Problem to work on:
Write out each line from the data below that includes the word "BLOCK".

(Excerpt from a dataset)

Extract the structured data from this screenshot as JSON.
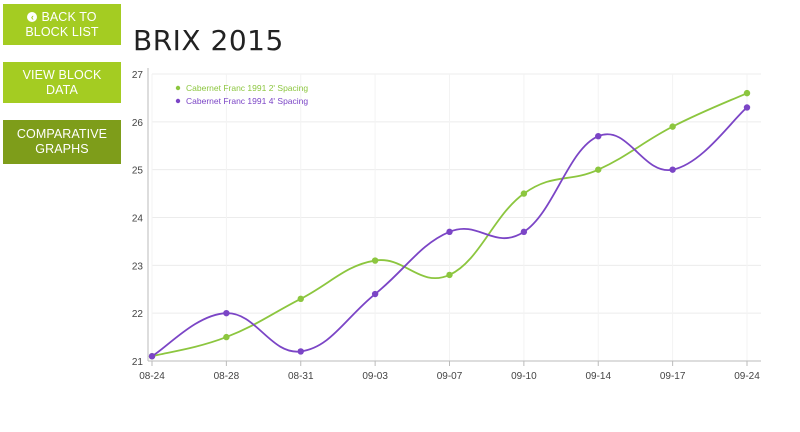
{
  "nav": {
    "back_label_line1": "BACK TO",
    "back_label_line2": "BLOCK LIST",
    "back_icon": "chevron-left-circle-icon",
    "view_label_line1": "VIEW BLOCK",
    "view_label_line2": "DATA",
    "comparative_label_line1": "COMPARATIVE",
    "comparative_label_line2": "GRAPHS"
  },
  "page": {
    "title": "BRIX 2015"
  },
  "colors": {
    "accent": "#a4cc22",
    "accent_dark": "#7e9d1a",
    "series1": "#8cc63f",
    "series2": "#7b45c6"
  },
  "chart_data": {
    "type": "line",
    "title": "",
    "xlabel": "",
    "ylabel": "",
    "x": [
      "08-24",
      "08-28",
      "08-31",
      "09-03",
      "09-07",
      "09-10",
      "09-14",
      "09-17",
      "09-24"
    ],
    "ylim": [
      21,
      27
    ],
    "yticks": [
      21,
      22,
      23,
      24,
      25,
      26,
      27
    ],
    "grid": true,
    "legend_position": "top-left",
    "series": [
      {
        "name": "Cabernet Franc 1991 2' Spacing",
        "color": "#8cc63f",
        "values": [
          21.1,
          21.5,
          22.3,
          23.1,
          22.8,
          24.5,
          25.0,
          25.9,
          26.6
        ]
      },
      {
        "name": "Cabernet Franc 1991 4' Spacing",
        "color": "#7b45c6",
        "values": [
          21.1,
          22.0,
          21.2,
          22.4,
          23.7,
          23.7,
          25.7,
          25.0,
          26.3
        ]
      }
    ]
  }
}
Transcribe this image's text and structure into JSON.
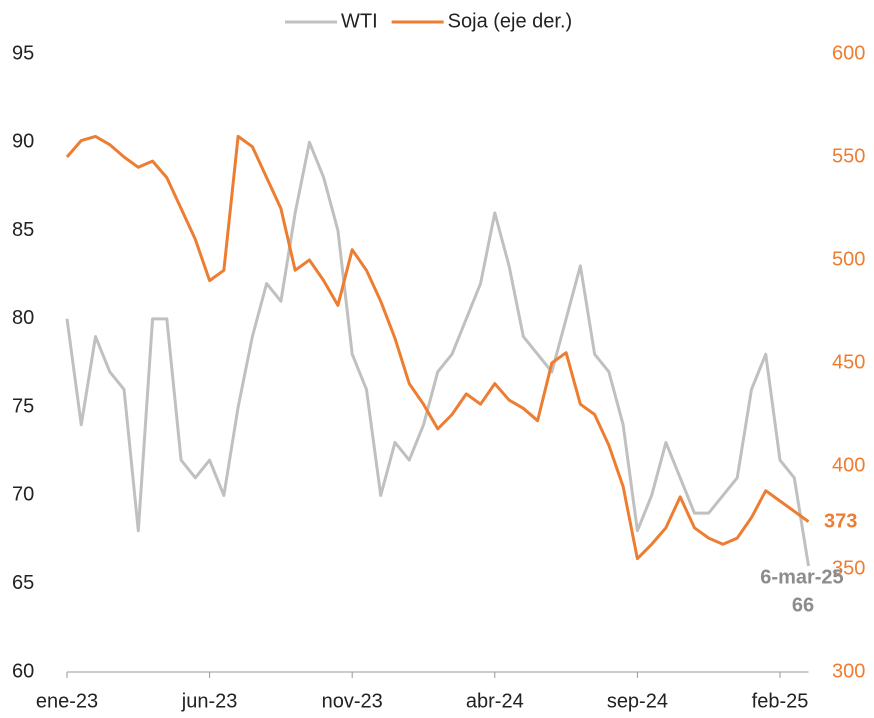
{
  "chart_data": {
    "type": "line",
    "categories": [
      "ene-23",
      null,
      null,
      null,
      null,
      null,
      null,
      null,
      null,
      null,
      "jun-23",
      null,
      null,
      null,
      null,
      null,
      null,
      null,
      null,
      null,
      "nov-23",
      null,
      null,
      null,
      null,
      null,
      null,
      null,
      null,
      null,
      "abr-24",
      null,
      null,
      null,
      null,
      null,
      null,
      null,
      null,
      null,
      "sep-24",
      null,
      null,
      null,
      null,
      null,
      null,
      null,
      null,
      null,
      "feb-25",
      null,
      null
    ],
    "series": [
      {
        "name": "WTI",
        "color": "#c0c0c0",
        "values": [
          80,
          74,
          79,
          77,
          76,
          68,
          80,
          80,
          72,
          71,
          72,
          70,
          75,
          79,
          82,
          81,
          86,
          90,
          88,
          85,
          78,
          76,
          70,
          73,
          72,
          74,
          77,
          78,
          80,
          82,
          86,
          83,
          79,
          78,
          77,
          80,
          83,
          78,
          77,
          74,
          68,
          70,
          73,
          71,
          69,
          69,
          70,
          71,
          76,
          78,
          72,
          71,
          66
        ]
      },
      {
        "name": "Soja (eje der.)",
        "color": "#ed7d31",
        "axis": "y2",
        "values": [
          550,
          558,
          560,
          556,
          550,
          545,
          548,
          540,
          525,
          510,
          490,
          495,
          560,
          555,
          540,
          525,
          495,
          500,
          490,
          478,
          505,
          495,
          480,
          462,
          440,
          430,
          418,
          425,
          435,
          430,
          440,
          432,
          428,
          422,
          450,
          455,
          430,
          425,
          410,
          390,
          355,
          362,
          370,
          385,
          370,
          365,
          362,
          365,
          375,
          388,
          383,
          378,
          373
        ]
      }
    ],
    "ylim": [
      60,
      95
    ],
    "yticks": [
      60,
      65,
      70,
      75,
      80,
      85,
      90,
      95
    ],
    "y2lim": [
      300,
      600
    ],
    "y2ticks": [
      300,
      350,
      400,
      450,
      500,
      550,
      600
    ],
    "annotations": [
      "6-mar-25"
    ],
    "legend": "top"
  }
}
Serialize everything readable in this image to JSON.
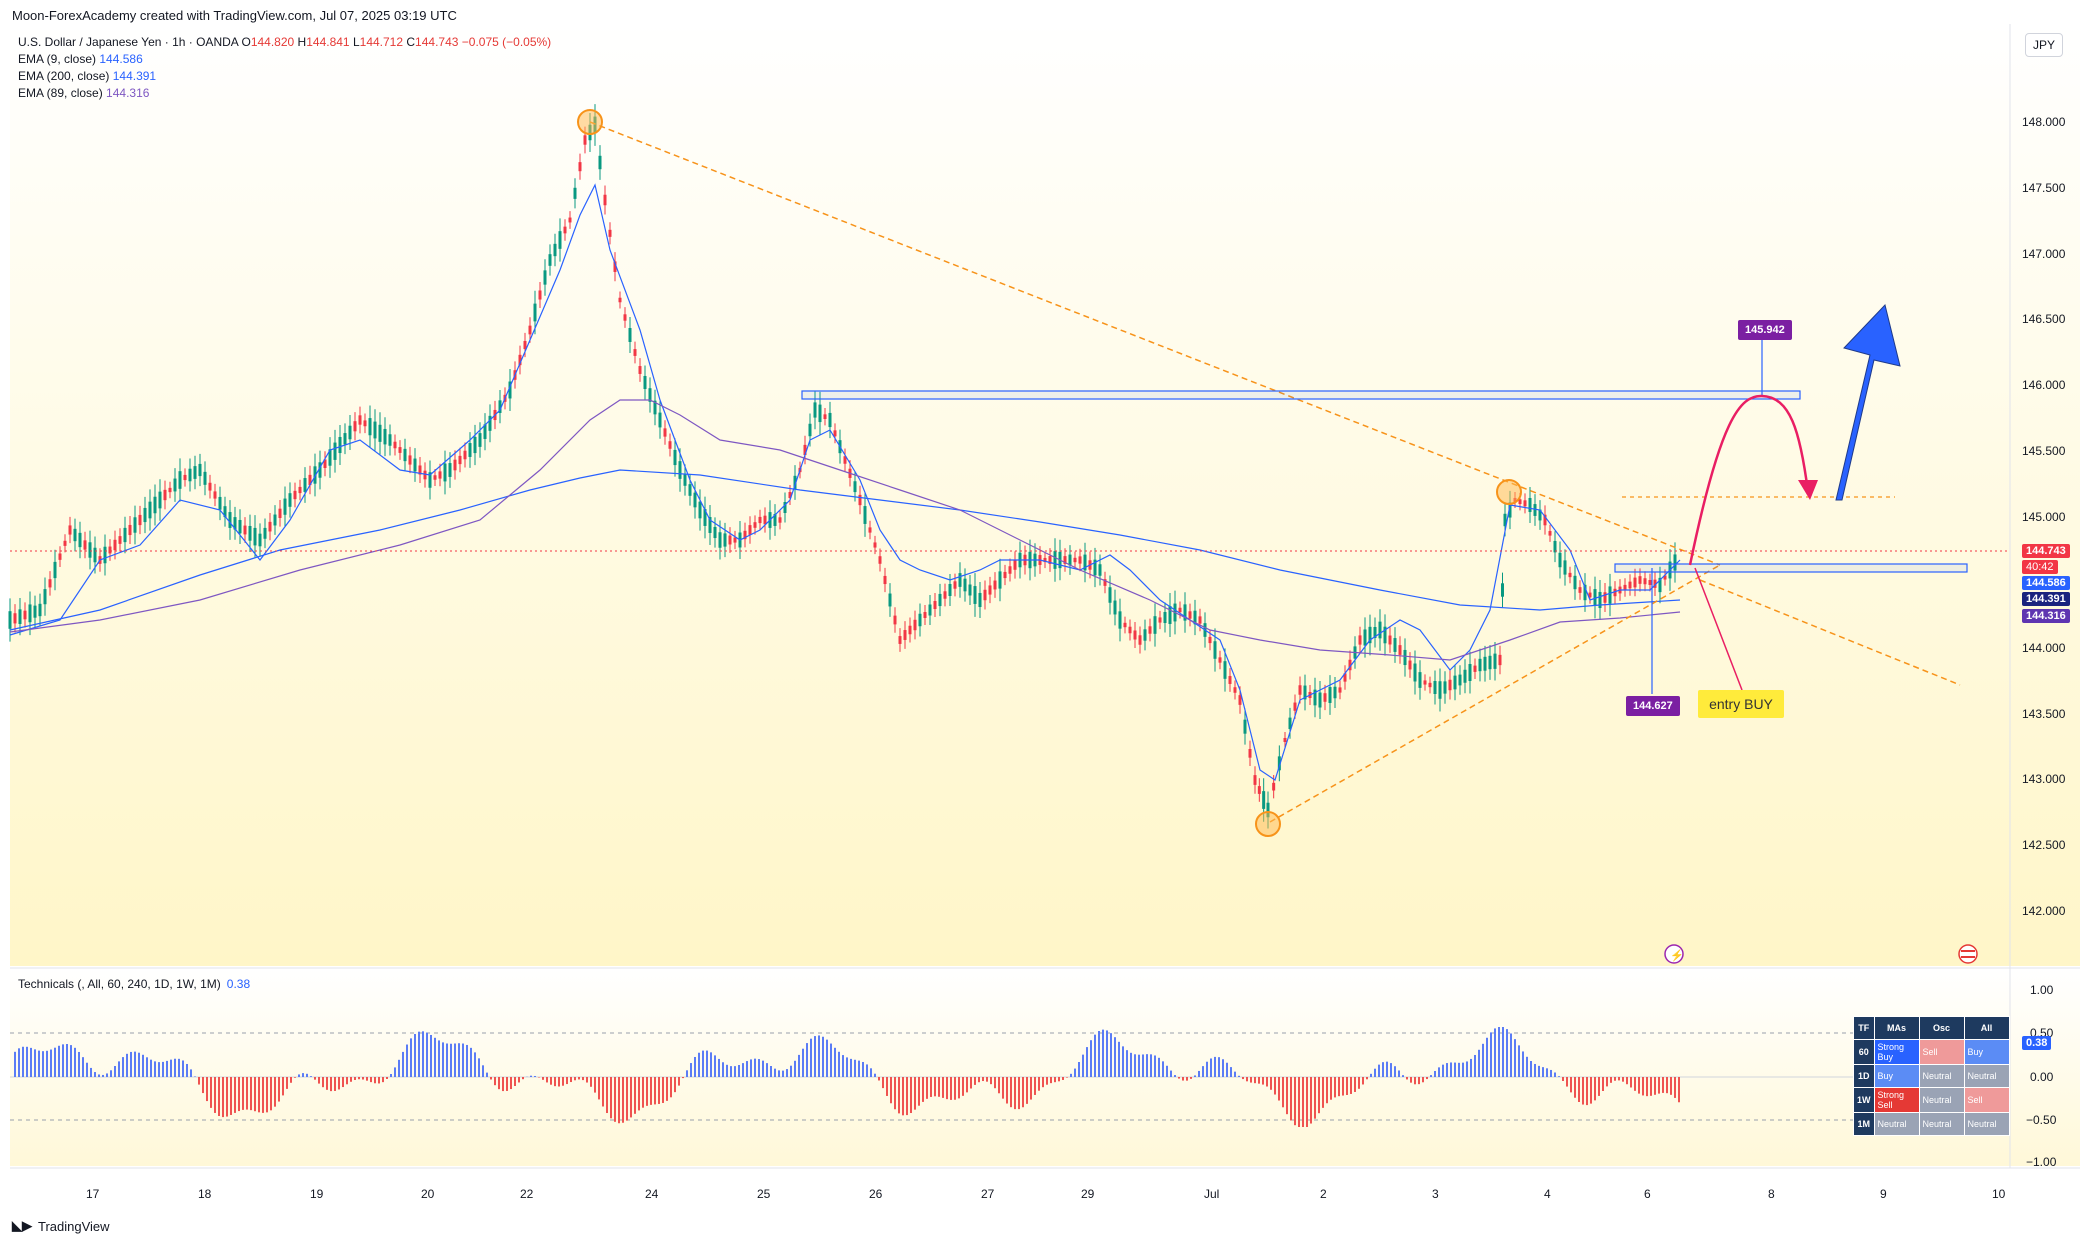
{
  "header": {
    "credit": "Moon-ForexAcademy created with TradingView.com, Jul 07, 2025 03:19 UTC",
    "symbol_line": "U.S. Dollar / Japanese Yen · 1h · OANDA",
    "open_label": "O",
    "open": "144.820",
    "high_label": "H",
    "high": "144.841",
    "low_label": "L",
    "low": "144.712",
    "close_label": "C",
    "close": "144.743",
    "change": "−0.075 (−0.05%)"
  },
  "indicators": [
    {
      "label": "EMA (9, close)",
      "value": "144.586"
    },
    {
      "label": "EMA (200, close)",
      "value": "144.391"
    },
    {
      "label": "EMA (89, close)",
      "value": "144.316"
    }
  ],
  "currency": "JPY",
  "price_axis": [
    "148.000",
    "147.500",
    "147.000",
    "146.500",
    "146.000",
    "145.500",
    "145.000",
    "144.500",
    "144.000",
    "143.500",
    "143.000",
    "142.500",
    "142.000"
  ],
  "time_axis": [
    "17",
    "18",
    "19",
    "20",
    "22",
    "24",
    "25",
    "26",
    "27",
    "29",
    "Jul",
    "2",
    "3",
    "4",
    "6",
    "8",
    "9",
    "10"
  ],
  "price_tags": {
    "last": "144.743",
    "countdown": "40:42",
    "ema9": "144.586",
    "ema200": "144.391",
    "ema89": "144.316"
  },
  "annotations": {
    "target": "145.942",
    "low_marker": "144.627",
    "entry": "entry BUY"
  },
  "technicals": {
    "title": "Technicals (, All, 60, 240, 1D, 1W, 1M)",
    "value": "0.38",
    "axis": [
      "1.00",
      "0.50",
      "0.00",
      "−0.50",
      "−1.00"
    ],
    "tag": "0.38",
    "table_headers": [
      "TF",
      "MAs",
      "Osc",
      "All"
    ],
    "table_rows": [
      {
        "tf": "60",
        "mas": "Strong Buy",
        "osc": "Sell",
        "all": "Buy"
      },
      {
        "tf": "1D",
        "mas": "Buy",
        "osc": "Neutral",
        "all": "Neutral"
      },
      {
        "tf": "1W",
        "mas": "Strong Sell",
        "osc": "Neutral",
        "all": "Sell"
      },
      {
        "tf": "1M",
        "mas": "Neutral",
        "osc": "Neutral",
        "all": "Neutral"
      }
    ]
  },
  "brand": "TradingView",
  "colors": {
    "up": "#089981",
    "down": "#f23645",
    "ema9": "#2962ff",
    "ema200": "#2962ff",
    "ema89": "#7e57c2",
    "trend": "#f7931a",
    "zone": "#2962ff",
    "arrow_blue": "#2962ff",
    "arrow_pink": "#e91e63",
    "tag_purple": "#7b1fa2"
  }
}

Task result:
    "back_label_line2": "BLOCK LIST",
    "view_label_line1": "VIEW BLOCK",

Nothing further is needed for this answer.